### Information given
━━━━━━━━━━━━━━━━

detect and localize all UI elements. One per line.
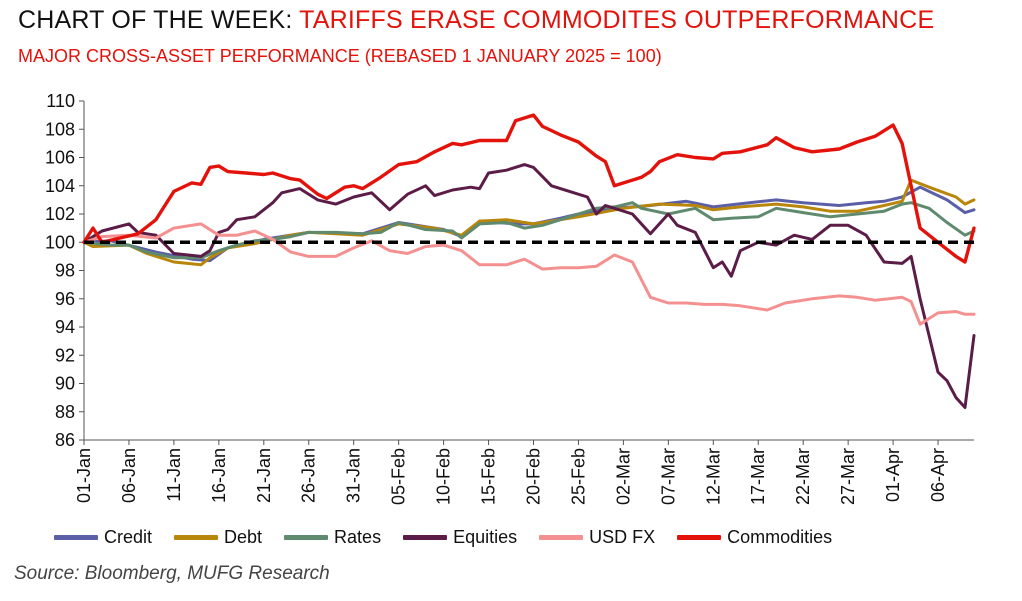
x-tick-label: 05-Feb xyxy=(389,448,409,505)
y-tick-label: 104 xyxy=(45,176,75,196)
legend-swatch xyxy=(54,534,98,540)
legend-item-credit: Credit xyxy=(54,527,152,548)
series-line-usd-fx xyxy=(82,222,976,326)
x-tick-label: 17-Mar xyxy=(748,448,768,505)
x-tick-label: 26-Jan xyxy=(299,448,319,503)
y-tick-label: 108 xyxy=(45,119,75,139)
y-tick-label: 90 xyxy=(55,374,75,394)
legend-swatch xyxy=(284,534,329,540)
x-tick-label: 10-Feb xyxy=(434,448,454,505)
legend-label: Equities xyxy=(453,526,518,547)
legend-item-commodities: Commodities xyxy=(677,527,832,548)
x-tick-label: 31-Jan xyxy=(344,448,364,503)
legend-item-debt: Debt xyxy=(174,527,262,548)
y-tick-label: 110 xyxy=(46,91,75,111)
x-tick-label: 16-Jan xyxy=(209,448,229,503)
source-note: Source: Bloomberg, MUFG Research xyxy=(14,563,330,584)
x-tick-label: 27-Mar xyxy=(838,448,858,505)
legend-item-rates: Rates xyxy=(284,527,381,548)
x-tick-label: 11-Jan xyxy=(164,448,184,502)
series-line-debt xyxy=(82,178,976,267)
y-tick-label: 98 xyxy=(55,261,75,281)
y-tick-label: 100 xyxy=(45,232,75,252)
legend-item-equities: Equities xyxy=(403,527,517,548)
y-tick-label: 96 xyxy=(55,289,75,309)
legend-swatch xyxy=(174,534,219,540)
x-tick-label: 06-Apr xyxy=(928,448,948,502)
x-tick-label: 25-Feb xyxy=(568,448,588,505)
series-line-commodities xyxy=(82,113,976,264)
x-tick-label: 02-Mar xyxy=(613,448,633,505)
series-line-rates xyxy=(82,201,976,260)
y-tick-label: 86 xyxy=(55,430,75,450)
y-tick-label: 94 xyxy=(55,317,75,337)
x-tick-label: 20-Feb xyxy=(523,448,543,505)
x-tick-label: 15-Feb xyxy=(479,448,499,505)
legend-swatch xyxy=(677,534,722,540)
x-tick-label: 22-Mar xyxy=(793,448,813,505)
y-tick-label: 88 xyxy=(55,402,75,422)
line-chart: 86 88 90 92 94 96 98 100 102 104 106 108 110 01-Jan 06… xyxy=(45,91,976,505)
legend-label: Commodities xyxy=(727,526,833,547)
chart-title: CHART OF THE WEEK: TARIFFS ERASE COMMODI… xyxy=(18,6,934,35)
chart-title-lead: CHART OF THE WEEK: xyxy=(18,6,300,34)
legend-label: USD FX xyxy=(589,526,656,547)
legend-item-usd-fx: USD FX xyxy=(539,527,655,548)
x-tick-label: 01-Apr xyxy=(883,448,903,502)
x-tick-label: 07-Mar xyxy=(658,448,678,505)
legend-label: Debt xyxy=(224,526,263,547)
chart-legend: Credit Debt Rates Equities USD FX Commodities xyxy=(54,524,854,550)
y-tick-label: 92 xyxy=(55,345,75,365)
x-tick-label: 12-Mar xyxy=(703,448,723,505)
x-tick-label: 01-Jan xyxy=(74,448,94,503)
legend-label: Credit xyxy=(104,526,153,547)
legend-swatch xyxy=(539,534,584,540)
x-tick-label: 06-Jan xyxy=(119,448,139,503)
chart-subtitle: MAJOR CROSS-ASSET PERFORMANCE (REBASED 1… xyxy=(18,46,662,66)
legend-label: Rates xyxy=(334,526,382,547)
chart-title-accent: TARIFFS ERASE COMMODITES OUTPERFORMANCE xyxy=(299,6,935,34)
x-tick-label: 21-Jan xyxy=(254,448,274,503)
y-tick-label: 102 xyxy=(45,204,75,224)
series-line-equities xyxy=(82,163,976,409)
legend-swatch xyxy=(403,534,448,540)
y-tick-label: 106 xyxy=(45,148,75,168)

━━━━━━━━━━━━━━━━

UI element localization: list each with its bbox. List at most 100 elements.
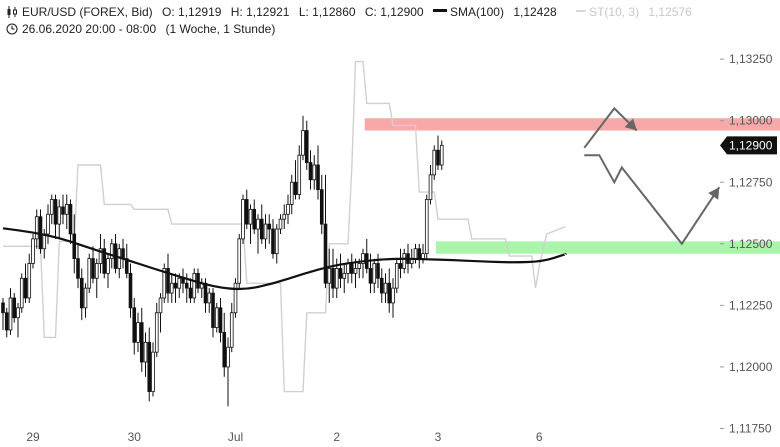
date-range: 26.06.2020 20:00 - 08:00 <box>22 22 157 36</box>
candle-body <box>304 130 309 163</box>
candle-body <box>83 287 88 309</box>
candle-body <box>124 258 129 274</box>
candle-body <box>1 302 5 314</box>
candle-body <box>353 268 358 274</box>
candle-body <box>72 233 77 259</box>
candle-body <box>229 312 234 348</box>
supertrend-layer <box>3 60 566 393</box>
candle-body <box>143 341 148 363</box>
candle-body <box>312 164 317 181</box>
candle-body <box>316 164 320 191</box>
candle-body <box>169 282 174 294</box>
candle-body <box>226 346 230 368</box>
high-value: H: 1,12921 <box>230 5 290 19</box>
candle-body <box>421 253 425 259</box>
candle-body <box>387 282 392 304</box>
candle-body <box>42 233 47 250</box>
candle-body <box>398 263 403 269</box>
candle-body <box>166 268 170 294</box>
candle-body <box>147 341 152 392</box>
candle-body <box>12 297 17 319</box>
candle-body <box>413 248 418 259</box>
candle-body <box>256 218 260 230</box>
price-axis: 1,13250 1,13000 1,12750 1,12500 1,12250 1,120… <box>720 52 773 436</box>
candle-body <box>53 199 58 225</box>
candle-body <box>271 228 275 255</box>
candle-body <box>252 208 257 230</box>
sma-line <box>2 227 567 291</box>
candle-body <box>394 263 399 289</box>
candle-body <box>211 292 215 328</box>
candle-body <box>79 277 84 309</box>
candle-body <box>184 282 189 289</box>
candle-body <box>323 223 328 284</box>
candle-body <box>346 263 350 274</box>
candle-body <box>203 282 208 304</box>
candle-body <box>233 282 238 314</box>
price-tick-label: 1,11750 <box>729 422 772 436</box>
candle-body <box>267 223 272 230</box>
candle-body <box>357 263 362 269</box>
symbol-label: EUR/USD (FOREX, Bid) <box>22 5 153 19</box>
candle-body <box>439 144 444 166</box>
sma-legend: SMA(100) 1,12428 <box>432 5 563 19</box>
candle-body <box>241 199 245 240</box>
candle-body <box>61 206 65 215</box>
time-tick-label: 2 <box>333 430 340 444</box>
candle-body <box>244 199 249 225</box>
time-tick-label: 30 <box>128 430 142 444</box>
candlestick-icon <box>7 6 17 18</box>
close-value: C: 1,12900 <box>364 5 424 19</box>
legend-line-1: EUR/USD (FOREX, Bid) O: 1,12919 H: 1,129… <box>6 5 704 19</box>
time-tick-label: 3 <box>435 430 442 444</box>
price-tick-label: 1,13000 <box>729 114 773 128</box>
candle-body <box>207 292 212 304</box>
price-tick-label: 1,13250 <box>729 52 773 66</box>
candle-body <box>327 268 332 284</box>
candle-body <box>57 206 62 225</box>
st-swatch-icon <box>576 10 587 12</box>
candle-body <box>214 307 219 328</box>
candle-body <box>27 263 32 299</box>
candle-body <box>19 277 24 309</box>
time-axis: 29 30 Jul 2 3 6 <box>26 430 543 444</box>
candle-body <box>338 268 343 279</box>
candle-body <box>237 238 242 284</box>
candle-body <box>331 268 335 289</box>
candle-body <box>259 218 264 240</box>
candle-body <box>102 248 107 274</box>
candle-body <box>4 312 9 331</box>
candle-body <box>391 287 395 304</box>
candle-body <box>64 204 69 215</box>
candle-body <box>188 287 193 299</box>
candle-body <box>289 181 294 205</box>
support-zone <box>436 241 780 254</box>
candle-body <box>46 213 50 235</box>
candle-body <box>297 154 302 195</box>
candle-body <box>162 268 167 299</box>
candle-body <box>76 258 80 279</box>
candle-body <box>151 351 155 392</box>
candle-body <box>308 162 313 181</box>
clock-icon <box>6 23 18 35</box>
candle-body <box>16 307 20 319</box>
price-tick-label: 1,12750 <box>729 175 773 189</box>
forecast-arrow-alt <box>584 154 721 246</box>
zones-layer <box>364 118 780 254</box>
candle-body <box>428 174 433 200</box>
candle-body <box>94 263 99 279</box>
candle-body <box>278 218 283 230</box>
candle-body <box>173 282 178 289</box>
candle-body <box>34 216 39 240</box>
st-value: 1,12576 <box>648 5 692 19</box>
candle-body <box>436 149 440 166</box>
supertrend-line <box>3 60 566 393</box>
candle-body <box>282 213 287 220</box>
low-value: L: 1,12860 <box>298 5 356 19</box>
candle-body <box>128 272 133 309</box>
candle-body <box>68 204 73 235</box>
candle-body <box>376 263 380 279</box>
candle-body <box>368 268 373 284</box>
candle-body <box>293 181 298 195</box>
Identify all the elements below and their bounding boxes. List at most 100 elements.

━━━━━━━━━━━━━━━━

In the records above, rewrite as a numbered list the lines starting at the one that contains "x-tick-label: 05-Feb xyxy=(389,448,409,505)" and ending after the one that contains "source-note: Source: Bloomberg, MUFG". Leave out any blank lines.

1. x-tick-label: 05-Feb xyxy=(389,448,409,505)
2. y-tick-label: 104 xyxy=(45,176,75,196)
3. legend-swatch xyxy=(54,534,98,540)
4. legend-item-credit: Credit xyxy=(54,527,152,548)
5. series-line-usd-fx xyxy=(82,222,976,326)
6. x-tick-label: 17-Mar xyxy=(748,448,768,505)
7. x-tick-label: 26-Jan xyxy=(299,448,319,503)
8. y-tick-label: 108 xyxy=(45,119,75,139)
9. y-tick-label: 90 xyxy=(55,374,75,394)
10. legend-swatch xyxy=(284,534,329,540)
11. x-tick-label: 10-Feb xyxy=(434,448,454,505)
12. legend-label: Equities xyxy=(453,526,518,547)
13. legend-item-commodities: Commodities xyxy=(677,527,832,548)
14. x-tick-label: 31-Jan xyxy=(344,448,364,503)
15. legend-item-debt: Debt xyxy=(174,527,262,548)
16. y-tick-label: 110 xyxy=(46,91,75,111)
17. x-tick-label: 16-Jan xyxy=(209,448,229,503)
18. source-note: Source: Bloomberg, MUFG Research xyxy=(14,563,330,584)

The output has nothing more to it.